** Start of Supplied entries **
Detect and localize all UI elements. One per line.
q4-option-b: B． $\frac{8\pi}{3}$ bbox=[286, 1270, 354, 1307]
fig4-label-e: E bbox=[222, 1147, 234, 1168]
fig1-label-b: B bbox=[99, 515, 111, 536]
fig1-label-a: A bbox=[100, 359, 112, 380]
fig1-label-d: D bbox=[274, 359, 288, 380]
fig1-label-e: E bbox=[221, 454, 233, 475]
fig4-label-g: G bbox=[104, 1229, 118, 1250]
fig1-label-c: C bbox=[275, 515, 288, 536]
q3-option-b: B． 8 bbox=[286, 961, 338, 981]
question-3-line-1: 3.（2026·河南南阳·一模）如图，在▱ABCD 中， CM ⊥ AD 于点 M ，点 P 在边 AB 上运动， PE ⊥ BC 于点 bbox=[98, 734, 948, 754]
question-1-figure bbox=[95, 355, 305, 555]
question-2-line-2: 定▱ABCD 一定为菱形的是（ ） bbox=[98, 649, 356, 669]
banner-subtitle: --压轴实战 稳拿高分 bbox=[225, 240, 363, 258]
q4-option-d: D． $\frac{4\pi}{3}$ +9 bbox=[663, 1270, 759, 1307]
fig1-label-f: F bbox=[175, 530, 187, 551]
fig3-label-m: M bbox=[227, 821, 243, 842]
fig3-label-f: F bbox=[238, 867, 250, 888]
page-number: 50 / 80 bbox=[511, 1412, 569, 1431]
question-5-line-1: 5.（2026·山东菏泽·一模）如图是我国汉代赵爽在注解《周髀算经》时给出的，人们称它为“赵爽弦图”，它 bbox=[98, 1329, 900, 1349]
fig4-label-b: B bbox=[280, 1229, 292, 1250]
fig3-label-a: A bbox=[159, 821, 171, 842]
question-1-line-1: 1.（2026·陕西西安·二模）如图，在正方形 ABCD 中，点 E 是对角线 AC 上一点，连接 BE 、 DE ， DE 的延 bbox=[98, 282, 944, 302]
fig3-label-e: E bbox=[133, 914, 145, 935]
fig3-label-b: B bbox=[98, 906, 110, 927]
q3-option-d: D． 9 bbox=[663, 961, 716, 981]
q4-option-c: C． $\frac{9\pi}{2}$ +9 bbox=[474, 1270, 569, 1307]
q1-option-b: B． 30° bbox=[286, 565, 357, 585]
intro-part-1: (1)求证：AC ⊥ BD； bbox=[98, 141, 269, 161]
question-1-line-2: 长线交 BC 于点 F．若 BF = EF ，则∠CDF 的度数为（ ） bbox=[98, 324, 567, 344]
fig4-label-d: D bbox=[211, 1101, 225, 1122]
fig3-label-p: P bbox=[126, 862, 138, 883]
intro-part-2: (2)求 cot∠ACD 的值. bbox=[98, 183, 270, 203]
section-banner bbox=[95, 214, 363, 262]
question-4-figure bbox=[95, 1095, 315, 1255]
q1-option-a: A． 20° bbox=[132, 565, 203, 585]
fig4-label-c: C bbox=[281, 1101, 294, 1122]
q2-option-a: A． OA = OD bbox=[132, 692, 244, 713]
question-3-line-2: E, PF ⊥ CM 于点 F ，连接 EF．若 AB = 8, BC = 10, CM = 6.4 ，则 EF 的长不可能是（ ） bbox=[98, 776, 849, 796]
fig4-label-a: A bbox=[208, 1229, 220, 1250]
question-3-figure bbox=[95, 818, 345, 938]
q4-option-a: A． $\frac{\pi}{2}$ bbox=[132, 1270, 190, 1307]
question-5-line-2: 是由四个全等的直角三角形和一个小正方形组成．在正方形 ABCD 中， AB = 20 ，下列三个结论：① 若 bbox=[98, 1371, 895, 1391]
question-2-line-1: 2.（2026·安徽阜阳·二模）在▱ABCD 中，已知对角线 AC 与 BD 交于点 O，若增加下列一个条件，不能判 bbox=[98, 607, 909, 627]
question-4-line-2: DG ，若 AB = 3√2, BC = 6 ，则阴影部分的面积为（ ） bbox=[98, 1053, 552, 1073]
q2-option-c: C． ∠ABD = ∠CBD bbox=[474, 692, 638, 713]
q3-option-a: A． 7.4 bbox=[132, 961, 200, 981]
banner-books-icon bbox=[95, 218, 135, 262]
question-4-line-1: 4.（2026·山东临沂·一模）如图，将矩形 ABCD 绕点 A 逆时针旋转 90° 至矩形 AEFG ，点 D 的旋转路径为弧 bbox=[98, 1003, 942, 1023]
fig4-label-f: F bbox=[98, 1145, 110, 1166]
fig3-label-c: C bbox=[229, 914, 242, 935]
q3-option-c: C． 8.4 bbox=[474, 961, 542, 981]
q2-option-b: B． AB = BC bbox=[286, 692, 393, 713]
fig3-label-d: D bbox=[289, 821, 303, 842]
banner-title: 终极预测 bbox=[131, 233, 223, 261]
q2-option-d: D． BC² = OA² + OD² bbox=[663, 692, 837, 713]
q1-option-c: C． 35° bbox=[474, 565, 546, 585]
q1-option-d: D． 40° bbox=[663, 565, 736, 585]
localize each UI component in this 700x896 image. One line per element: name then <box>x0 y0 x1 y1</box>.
** End of Supplied entries **
** Start of Supplied entries **
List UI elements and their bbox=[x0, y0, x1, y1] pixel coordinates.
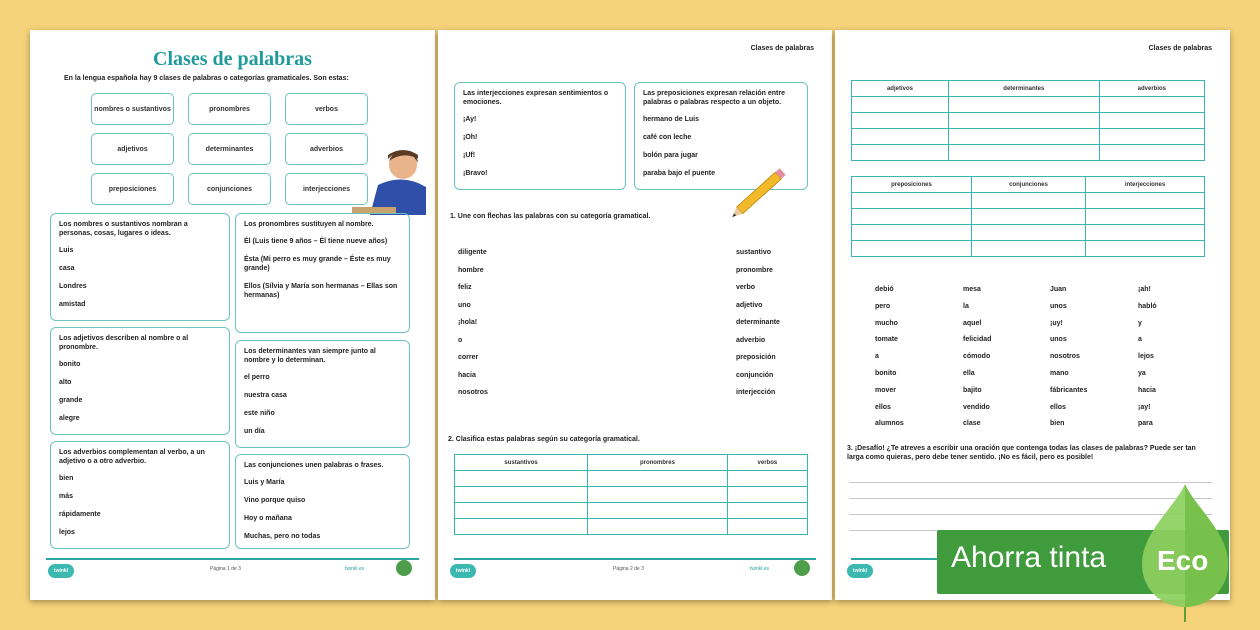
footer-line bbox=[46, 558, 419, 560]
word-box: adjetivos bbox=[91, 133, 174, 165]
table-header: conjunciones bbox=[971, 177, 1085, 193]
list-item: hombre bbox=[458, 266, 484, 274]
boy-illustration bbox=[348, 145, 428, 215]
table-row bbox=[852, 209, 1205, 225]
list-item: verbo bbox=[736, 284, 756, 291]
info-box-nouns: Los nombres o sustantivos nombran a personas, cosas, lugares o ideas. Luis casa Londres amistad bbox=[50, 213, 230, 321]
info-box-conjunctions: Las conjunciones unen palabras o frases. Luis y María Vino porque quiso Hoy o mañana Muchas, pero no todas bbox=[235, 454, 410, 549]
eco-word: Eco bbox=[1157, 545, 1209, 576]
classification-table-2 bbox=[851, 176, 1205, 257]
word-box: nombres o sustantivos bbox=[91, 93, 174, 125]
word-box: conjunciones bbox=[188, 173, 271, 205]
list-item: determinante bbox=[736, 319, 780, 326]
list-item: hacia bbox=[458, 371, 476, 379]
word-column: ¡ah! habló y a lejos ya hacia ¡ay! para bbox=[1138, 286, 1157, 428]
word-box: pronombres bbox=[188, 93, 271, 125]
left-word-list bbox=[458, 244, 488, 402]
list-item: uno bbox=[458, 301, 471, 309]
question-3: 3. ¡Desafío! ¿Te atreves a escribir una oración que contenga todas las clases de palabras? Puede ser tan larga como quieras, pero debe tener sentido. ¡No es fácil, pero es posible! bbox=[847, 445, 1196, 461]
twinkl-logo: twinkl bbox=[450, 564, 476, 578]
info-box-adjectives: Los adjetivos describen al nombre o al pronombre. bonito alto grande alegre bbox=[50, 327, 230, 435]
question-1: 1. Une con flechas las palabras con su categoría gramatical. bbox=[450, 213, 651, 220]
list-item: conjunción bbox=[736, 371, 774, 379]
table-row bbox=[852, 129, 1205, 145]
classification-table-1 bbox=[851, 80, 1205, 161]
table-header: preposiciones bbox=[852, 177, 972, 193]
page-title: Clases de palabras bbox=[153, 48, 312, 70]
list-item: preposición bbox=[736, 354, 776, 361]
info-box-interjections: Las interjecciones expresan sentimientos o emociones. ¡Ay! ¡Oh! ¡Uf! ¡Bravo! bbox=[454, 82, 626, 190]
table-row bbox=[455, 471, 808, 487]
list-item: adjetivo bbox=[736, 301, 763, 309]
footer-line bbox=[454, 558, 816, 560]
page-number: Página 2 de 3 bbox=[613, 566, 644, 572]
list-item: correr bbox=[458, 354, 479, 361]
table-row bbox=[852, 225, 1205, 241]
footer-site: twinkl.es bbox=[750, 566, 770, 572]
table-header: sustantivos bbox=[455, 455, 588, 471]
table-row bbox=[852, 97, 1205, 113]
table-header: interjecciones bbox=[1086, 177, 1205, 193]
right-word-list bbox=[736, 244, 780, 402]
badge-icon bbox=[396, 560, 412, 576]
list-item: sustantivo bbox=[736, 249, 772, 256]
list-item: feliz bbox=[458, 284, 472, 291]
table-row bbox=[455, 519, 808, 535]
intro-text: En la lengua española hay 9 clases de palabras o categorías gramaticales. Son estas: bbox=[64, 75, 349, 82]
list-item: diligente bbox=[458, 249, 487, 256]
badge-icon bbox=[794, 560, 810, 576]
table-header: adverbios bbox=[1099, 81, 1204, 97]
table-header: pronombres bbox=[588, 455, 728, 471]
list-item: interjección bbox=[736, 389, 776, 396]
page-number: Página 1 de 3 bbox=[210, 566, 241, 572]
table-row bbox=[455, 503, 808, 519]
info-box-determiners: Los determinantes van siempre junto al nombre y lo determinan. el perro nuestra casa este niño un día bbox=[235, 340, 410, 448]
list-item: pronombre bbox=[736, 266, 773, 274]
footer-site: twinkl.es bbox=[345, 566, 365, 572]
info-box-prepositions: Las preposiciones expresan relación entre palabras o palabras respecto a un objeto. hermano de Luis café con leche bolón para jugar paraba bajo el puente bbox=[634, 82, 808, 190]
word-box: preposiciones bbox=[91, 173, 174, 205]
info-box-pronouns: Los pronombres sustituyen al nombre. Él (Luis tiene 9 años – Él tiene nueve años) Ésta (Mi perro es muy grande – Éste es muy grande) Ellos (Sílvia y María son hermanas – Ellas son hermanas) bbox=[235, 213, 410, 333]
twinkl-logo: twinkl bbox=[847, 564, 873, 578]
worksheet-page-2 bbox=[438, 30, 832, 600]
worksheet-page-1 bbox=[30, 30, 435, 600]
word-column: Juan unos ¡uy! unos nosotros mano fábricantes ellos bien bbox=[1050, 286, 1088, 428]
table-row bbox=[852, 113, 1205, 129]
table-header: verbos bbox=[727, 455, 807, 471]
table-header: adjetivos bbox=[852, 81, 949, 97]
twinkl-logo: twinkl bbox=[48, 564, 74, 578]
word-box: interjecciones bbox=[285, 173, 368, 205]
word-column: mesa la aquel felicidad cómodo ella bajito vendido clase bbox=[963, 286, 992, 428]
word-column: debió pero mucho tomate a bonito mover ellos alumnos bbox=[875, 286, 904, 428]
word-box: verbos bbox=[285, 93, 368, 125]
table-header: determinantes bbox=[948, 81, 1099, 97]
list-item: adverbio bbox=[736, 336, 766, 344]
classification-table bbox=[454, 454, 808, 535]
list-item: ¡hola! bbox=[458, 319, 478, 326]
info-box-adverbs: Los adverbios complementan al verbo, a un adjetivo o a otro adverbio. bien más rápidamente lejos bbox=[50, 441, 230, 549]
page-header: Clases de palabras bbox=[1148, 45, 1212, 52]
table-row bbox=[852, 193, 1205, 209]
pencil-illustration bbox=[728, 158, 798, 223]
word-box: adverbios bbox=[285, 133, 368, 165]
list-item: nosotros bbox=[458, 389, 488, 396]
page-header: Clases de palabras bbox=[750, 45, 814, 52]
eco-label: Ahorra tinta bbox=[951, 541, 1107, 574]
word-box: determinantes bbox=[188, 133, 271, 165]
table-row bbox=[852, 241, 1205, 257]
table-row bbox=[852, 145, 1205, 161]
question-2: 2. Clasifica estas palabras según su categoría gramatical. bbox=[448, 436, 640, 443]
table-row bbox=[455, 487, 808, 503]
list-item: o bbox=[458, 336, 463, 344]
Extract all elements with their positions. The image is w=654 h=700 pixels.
** End of Supplied entries **
§ **Exercise**
Copy the lines in the second block of records exactly, beginning with the line that contains "footer-line bbox=[46, 558, 419, 560]" and continuing through the line that contains "classification-table-2 bbox=[851, 176, 1205, 257]".

§ **Output for this task**
footer-line bbox=[46, 558, 419, 560]
word-box: adjetivos bbox=[91, 133, 174, 165]
table-header: conjunciones bbox=[971, 177, 1085, 193]
list-item: hombre bbox=[458, 266, 484, 274]
boy-illustration bbox=[348, 145, 428, 215]
table-row bbox=[852, 209, 1205, 225]
list-item: verbo bbox=[736, 284, 756, 291]
info-box-nouns: Los nombres o sustantivos nombran a personas, cosas, lugares o ideas. Luis casa Londres amistad bbox=[50, 213, 230, 321]
info-box-conjunctions: Las conjunciones unen palabras o frases. Luis y María Vino porque quiso Hoy o mañana Muchas, pero no todas bbox=[235, 454, 410, 549]
eco-word: Eco bbox=[1157, 545, 1209, 576]
classification-table-2 bbox=[851, 176, 1205, 257]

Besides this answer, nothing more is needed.